* EXTRACTED ENTRIES
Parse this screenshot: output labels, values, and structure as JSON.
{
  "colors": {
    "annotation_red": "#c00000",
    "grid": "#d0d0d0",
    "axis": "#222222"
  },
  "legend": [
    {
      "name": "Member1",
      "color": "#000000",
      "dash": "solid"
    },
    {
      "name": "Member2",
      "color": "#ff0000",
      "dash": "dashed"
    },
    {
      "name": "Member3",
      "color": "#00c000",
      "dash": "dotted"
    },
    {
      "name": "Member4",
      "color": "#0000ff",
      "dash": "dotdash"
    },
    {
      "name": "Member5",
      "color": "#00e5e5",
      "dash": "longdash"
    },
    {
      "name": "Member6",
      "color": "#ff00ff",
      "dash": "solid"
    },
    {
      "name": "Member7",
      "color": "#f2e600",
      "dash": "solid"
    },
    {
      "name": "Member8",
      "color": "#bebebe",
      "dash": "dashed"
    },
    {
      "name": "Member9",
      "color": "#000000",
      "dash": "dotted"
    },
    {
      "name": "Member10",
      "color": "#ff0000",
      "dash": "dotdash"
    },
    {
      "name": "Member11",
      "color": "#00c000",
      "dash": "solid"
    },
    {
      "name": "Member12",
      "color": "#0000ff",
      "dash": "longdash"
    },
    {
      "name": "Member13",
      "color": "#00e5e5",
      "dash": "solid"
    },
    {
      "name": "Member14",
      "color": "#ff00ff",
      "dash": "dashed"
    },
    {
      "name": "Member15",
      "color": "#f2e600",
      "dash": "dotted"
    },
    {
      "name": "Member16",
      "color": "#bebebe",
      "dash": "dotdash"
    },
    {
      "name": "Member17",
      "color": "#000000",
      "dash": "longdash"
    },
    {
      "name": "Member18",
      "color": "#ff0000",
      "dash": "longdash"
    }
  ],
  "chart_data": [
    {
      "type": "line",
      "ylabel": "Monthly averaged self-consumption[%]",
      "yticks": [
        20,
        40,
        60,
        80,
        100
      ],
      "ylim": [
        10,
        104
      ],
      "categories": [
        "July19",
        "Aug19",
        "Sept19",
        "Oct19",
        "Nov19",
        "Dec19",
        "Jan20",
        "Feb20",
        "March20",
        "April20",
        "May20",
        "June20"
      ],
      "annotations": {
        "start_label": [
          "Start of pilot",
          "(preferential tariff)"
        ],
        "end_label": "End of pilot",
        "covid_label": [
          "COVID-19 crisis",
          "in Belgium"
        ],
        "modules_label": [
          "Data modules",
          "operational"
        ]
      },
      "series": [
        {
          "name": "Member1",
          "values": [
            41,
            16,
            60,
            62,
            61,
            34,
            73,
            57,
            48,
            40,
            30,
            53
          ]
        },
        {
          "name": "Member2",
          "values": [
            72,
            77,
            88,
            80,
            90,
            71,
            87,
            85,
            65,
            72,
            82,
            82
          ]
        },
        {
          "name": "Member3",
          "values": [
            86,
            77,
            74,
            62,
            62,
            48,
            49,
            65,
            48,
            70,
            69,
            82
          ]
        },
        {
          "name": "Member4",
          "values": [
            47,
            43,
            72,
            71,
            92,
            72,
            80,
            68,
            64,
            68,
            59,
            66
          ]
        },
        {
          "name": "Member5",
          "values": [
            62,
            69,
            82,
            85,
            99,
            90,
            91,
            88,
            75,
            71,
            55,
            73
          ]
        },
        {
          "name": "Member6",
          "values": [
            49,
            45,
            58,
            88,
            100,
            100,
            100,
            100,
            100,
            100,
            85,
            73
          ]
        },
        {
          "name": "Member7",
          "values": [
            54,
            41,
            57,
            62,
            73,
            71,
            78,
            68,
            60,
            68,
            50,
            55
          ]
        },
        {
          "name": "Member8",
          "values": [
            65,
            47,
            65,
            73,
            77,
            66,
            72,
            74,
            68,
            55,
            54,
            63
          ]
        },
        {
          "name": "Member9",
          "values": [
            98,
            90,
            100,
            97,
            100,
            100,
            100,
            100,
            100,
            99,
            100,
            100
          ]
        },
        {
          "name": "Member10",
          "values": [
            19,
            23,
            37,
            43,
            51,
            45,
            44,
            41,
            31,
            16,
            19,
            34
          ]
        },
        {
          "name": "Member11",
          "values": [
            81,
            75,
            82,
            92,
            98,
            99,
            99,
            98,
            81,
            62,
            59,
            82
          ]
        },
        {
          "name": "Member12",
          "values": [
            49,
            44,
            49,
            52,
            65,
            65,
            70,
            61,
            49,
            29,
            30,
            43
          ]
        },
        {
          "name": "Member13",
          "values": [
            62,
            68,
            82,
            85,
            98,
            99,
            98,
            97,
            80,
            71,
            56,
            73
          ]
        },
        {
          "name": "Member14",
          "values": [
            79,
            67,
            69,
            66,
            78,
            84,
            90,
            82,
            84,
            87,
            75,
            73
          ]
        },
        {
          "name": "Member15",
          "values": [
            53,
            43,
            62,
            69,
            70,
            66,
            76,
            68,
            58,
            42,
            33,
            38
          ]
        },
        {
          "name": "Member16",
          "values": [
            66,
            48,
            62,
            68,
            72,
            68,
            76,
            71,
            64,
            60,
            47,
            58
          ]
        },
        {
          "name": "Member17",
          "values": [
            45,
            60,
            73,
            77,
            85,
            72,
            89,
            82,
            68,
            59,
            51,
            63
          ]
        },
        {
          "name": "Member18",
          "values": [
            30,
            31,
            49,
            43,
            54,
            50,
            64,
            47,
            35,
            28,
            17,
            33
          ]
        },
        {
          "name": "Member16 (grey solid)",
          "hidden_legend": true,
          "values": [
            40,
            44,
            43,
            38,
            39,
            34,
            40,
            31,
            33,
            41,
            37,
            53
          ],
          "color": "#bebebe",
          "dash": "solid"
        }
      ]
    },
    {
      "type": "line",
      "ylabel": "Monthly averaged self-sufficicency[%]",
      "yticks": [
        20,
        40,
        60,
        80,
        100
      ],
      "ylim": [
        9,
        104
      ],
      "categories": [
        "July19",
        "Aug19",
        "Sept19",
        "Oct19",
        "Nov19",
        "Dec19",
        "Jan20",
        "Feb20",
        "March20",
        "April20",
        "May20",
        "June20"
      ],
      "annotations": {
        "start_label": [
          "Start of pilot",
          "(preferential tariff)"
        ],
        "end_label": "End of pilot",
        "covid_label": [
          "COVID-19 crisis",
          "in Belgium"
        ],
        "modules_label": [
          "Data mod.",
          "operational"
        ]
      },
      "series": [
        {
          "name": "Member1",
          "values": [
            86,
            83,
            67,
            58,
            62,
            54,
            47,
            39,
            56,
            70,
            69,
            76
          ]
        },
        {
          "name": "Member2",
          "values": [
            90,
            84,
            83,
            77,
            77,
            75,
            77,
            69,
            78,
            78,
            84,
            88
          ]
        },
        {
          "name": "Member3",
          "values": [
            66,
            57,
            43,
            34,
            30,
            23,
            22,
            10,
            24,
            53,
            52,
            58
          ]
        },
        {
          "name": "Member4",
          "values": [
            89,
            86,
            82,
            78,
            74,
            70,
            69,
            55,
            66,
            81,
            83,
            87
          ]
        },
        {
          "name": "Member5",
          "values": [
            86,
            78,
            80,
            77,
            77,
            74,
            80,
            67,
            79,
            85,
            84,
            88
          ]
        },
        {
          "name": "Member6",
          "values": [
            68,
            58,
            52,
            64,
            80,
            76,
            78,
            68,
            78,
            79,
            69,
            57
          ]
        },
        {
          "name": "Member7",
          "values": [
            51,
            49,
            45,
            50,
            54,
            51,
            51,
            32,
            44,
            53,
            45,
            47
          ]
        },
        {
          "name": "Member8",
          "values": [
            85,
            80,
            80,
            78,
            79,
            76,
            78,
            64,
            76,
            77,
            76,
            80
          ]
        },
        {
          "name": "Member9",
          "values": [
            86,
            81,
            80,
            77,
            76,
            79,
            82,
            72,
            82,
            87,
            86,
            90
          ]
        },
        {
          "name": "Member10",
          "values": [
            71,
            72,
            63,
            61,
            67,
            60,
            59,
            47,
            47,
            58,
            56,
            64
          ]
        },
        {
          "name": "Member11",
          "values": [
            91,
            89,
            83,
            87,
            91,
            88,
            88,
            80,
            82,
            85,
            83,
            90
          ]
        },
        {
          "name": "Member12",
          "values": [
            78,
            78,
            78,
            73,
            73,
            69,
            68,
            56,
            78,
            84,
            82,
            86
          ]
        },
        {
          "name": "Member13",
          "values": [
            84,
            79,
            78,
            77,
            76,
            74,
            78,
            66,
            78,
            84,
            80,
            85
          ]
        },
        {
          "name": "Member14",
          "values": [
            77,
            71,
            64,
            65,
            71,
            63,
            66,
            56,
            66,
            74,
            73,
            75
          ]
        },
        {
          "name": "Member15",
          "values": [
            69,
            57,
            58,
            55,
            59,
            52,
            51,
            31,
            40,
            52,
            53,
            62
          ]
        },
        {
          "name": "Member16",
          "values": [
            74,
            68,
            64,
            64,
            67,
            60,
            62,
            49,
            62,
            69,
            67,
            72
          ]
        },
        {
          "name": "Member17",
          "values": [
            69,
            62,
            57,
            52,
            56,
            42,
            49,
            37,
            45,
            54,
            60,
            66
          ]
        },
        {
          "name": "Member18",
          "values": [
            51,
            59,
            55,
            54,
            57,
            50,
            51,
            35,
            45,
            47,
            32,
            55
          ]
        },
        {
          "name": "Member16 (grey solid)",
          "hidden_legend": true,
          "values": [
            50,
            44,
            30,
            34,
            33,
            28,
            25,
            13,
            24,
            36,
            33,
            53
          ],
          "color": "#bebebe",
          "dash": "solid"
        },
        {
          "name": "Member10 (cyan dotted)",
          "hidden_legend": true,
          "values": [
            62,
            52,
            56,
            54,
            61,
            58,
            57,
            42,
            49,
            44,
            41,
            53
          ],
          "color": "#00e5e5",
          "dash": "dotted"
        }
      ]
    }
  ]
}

* DIRECTIONS
Track down the lines that include the word "Monthly" and copy them.

* COMPLETE RESPONSE
      "ylabel": "Monthly averaged self-consumption[%]",
      "ylabel": "Monthly averaged self-sufficicency[%]",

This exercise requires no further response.